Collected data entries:
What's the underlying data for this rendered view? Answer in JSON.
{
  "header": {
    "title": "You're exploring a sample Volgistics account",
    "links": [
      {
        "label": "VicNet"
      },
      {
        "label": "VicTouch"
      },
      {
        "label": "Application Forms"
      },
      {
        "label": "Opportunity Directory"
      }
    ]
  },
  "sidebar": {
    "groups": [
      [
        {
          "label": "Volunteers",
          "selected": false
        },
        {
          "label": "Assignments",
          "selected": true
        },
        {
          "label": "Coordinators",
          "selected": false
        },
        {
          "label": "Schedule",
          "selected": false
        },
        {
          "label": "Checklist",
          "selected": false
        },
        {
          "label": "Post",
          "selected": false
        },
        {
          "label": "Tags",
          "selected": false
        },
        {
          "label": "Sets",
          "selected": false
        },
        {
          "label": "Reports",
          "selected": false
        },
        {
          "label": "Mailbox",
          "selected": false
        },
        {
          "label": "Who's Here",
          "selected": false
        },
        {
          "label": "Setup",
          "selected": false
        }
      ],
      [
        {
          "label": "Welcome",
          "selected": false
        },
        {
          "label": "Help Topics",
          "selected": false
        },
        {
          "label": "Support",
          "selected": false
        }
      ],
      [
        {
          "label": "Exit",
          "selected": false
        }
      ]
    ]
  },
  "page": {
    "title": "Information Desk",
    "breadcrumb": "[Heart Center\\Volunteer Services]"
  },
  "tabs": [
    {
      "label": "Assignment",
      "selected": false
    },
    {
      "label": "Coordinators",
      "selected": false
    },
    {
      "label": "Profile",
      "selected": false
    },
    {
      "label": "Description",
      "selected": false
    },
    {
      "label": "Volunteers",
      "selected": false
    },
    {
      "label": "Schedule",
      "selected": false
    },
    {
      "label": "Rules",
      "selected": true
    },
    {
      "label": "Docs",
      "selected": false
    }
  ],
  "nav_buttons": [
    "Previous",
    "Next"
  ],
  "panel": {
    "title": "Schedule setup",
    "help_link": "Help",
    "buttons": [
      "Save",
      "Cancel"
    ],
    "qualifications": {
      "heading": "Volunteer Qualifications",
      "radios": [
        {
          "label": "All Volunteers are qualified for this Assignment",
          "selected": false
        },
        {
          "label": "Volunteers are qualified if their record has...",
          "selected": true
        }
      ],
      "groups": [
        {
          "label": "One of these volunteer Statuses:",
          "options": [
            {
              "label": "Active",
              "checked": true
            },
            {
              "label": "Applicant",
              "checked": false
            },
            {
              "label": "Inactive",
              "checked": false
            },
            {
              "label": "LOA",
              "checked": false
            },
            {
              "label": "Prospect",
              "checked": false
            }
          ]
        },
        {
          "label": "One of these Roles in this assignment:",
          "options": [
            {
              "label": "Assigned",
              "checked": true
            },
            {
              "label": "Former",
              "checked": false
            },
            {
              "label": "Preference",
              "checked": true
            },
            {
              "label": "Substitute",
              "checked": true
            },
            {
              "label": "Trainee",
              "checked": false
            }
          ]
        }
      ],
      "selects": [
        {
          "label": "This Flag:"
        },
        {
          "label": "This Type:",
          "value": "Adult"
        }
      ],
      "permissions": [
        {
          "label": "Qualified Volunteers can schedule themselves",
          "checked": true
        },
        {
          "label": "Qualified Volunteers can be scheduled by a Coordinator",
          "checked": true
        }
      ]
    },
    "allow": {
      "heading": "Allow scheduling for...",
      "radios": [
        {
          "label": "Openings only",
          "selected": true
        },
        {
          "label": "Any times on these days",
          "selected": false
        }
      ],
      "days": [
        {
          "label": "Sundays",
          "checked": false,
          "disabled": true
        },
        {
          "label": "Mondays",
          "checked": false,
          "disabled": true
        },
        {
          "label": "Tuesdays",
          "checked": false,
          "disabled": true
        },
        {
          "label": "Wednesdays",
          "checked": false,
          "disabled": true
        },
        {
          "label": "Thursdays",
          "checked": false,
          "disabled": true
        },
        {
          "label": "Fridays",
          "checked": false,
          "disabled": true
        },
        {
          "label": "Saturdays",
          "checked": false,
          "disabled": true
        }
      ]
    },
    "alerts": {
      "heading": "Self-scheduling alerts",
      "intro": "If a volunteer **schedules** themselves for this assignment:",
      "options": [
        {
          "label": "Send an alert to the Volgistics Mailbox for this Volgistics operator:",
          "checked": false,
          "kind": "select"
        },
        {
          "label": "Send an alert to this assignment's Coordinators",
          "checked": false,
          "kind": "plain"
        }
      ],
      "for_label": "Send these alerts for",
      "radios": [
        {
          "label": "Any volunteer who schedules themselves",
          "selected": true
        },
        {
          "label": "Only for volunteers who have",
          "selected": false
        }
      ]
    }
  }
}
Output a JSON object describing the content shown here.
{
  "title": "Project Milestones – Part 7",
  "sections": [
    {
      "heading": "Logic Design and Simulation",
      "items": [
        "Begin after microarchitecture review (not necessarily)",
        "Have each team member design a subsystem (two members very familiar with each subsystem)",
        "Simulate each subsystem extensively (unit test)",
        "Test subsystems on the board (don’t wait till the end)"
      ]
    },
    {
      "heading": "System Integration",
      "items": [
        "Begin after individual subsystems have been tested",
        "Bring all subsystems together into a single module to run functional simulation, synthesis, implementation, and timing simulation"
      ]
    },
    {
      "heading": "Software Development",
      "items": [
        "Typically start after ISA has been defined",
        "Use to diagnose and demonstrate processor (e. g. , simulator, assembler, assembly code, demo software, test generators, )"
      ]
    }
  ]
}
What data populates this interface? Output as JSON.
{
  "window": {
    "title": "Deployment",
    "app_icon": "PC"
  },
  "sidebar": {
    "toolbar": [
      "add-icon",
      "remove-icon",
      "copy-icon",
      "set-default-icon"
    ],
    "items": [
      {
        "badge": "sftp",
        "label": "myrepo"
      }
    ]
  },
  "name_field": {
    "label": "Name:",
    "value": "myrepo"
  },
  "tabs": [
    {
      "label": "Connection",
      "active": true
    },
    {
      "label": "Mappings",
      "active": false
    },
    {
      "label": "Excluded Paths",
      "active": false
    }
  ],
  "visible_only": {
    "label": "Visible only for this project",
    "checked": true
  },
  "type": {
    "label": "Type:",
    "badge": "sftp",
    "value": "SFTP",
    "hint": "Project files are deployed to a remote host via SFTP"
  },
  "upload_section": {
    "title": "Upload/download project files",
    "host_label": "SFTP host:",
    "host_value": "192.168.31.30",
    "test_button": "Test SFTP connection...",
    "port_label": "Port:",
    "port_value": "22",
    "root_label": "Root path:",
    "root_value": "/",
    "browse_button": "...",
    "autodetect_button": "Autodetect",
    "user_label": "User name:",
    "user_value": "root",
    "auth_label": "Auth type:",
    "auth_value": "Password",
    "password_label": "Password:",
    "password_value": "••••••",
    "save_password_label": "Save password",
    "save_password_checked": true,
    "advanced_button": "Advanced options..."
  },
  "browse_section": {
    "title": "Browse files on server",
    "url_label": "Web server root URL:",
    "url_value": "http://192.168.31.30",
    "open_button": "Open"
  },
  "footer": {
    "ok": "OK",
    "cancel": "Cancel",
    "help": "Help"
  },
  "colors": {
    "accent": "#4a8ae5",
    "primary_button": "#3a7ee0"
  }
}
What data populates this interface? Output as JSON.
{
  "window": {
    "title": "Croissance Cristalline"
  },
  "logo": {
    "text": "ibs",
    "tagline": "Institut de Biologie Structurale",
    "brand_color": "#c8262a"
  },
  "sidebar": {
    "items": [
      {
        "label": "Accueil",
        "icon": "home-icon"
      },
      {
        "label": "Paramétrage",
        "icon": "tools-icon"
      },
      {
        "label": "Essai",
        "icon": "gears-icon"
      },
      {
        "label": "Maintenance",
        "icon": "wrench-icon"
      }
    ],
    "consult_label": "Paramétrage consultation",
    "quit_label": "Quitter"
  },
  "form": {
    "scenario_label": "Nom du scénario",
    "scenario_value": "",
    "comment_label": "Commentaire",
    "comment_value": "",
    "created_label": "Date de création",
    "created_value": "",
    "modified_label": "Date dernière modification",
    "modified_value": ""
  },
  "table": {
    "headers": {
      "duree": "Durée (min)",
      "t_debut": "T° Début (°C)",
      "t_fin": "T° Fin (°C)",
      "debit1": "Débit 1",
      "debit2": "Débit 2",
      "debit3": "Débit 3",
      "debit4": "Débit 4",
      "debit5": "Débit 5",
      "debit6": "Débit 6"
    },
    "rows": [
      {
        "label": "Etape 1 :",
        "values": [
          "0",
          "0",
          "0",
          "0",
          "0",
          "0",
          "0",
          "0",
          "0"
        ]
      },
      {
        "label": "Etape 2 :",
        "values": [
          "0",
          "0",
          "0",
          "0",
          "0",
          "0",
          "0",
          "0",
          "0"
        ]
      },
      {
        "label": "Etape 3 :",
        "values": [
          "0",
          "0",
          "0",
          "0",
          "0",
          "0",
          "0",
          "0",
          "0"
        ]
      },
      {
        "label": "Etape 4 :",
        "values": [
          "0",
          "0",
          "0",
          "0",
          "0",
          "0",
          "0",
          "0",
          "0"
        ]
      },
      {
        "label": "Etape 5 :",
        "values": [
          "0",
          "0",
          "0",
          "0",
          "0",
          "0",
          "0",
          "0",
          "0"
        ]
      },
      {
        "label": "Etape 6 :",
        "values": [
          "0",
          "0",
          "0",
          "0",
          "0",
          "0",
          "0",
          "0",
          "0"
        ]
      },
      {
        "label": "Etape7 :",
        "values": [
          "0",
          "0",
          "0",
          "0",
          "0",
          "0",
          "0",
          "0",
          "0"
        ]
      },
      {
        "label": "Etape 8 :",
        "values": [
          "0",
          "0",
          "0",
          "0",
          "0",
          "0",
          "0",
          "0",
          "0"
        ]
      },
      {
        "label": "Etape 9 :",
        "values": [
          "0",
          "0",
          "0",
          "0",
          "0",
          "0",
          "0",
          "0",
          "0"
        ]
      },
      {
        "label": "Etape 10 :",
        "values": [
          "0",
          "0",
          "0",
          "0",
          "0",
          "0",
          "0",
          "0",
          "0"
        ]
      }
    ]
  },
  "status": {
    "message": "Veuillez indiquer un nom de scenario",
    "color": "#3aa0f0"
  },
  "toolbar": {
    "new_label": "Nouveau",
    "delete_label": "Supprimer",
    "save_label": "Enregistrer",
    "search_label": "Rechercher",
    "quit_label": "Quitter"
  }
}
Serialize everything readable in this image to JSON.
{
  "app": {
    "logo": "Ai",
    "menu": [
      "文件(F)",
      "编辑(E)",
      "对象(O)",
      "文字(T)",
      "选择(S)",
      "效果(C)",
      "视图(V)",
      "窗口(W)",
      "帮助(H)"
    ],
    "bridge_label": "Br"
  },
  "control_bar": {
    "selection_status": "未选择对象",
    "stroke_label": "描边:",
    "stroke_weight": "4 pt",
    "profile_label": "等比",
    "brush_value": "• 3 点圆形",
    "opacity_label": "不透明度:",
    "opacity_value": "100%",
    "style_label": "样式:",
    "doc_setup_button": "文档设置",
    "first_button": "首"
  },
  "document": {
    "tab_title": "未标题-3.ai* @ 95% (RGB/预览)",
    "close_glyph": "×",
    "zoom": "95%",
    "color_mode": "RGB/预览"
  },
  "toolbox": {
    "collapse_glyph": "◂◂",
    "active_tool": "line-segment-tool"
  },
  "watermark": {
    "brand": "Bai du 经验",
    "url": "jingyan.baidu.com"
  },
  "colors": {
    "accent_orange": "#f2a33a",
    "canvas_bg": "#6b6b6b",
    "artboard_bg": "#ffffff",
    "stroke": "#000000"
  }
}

§ **Goal of the exercise**: Filter the records above and return every line that holds the word "Date".

§ **Written answer**:
    "created_label": "Date de création",
    "modified_label": "Date dernière modification",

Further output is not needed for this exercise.